- INFORMATION GIVEN
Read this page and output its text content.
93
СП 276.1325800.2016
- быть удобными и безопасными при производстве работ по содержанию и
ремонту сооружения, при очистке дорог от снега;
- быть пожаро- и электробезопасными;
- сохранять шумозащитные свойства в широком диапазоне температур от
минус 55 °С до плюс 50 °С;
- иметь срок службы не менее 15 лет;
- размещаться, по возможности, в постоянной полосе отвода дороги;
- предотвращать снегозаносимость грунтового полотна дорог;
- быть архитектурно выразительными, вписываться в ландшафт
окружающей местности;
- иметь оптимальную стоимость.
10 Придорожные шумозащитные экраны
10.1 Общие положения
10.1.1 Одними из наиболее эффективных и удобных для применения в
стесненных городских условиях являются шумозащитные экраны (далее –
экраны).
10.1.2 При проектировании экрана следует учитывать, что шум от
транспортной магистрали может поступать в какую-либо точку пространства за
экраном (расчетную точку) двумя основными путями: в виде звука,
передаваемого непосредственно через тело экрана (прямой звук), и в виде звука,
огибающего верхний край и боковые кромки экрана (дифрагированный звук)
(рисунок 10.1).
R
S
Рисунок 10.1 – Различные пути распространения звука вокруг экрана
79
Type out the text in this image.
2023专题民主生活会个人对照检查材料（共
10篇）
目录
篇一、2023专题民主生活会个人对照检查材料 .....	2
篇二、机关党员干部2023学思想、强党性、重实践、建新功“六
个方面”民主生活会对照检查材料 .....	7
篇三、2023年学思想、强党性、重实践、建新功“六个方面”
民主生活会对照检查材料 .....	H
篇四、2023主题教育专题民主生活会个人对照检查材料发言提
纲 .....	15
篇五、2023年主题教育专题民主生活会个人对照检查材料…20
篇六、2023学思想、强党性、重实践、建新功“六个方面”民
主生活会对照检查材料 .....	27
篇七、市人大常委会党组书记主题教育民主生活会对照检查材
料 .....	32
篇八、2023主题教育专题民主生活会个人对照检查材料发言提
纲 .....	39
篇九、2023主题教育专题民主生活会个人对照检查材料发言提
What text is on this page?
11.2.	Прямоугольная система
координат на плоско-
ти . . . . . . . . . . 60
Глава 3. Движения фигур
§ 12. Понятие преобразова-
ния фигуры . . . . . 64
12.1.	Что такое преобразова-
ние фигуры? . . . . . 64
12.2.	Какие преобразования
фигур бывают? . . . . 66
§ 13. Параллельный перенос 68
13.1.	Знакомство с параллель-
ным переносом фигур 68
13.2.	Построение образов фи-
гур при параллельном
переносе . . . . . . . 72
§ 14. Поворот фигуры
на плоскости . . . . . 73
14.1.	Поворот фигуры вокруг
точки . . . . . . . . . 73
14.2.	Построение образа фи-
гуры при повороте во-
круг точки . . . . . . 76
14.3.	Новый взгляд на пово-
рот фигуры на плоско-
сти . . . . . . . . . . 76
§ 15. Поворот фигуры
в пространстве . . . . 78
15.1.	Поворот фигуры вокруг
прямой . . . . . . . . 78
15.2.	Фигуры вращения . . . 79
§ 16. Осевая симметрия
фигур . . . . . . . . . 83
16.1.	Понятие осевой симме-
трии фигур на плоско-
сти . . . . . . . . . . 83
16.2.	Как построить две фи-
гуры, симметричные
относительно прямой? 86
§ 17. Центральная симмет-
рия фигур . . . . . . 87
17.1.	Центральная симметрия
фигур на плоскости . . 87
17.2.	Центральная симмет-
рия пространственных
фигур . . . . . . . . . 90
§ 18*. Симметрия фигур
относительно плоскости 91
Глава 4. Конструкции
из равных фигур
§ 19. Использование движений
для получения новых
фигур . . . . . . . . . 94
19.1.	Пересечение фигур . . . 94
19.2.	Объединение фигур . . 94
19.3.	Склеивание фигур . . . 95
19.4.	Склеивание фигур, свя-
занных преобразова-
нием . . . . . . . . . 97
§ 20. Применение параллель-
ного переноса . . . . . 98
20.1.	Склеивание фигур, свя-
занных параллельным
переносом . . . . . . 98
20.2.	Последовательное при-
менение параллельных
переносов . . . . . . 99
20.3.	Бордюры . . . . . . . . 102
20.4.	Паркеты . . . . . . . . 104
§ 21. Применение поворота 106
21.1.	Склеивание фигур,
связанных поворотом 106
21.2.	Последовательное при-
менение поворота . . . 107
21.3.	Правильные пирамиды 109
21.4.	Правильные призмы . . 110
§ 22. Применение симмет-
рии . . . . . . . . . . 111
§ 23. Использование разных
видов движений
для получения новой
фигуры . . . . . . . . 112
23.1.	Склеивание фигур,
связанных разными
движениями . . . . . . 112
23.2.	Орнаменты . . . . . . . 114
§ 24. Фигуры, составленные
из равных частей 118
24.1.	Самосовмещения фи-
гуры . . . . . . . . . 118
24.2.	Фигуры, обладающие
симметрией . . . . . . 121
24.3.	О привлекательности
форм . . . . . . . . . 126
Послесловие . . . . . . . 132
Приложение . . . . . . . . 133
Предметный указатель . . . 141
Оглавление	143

- YOUR GOAL
Restate the whole of the material exactly.

- REPLY TO THE TASK
Read this page and output its text content.
93
СП 276.1325800.2016
- быть удобными и безопасными при производстве работ по содержанию и
ремонту сооружения, при очистке дорог от снега;
- быть пожаро- и электробезопасными;
- сохранять шумозащитные свойства в широком диапазоне температур от
минус 55 °С до плюс 50 °С;
- иметь срок службы не менее 15 лет;
- размещаться, по возможности, в постоянной полосе отвода дороги;
- предотвращать снегозаносимость грунтового полотна дорог;
- быть архитектурно выразительными, вписываться в ландшафт
окружающей местности;
- иметь оптимальную стоимость.
10 Придорожные шумозащитные экраны
10.1 Общие положения
10.1.1 Одними из наиболее эффективных и удобных для применения в
стесненных городских условиях являются шумозащитные экраны (далее –
экраны).
10.1.2 При проектировании экрана следует учитывать, что шум от
транспортной магистрали может поступать в какую-либо точку пространства за
экраном (расчетную точку) двумя основными путями: в виде звука,
передаваемого непосредственно через тело экрана (прямой звук), и в виде звука,
огибающего верхний край и боковые кромки экрана (дифрагированный звук)
(рисунок 10.1).
R
S
Рисунок 10.1 – Различные пути распространения звука вокруг экрана
79
Type out the text in this image.
2023专题民主生活会个人对照检查材料（共
10篇）
目录
篇一、2023专题民主生活会个人对照检查材料 .....	2
篇二、机关党员干部2023学思想、强党性、重实践、建新功“六
个方面”民主生活会对照检查材料 .....	7
篇三、2023年学思想、强党性、重实践、建新功“六个方面”
民主生活会对照检查材料 .....	H
篇四、2023主题教育专题民主生活会个人对照检查材料发言提
纲 .....	15
篇五、2023年主题教育专题民主生活会个人对照检查材料…20
篇六、2023学思想、强党性、重实践、建新功“六个方面”民
主生活会对照检查材料 .....	27
篇七、市人大常委会党组书记主题教育民主生活会对照检查材
料 .....	32
篇八、2023主题教育专题民主生活会个人对照检查材料发言提
纲 .....	39
篇九、2023主题教育专题民主生活会个人对照检查材料发言提
What text is on this page?
11.2.	Прямоугольная система
координат на плоско-
ти . . . . . . . . . . 60
Глава 3. Движения фигур
§ 12. Понятие преобразова-
ния фигуры . . . . . 64
12.1.	Что такое преобразова-
ние фигуры? . . . . . 64
12.2.	Какие преобразования
фигур бывают? . . . . 66
§ 13. Параллельный перенос 68
13.1.	Знакомство с параллель-
ным переносом фигур 68
13.2.	Построение образов фи-
гур при параллельном
переносе . . . . . . . 72
§ 14. Поворот фигуры
на плоскости . . . . . 73
14.1.	Поворот фигуры вокруг
точки . . . . . . . . . 73
14.2.	Построение образа фи-
гуры при повороте во-
круг точки . . . . . . 76
14.3.	Новый взгляд на пово-
рот фигуры на плоско-
сти . . . . . . . . . . 76
§ 15. Поворот фигуры
в пространстве . . . . 78
15.1.	Поворот фигуры вокруг
прямой . . . . . . . . 78
15.2.	Фигуры вращения . . . 79
§ 16. Осевая симметрия
фигур . . . . . . . . . 83
16.1.	Понятие осевой симме-
трии фигур на плоско-
сти . . . . . . . . . . 83
16.2.	Как построить две фи-
гуры, симметричные
относительно прямой? 86
§ 17. Центральная симмет-
рия фигур . . . . . . 87
17.1.	Центральная симметрия
фигур на плоскости . . 87
17.2.	Центральная симмет-
рия пространственных
фигур . . . . . . . . . 90
§ 18*. Симметрия фигур
относительно плоскости 91
Глава 4. Конструкции
из равных фигур
§ 19. Использование движений
для получения новых
фигур . . . . . . . . . 94
19.1.	Пересечение фигур . . . 94
19.2.	Объединение фигур . . 94
19.3.	Склеивание фигур . . . 95
19.4.	Склеивание фигур, свя-
занных преобразова-
нием . . . . . . . . . 97
§ 20. Применение параллель-
ного переноса . . . . . 98
20.1.	Склеивание фигур, свя-
занных параллельным
переносом . . . . . . 98
20.2.	Последовательное при-
менение параллельных
переносов . . . . . . 99
20.3.	Бордюры . . . . . . . . 102
20.4.	Паркеты . . . . . . . . 104
§ 21. Применение поворота 106
21.1.	Склеивание фигур,
связанных поворотом 106
21.2.	Последовательное при-
менение поворота . . . 107
21.3.	Правильные пирамиды 109
21.4.	Правильные призмы . . 110
§ 22. Применение симмет-
рии . . . . . . . . . . 111
§ 23. Использование разных
видов движений
для получения новой
фигуры . . . . . . . . 112
23.1.	Склеивание фигур,
связанных разными
движениями . . . . . . 112
23.2.	Орнаменты . . . . . . . 114
§ 24. Фигуры, составленные
из равных частей 118
24.1.	Самосовмещения фи-
гуры . . . . . . . . . 118
24.2.	Фигуры, обладающие
симметрией . . . . . . 121
24.3.	О привлекательности
форм . . . . . . . . . 126
Послесловие . . . . . . . 132
Приложение . . . . . . . . 133
Предметный указатель . . . 141
Оглавление	143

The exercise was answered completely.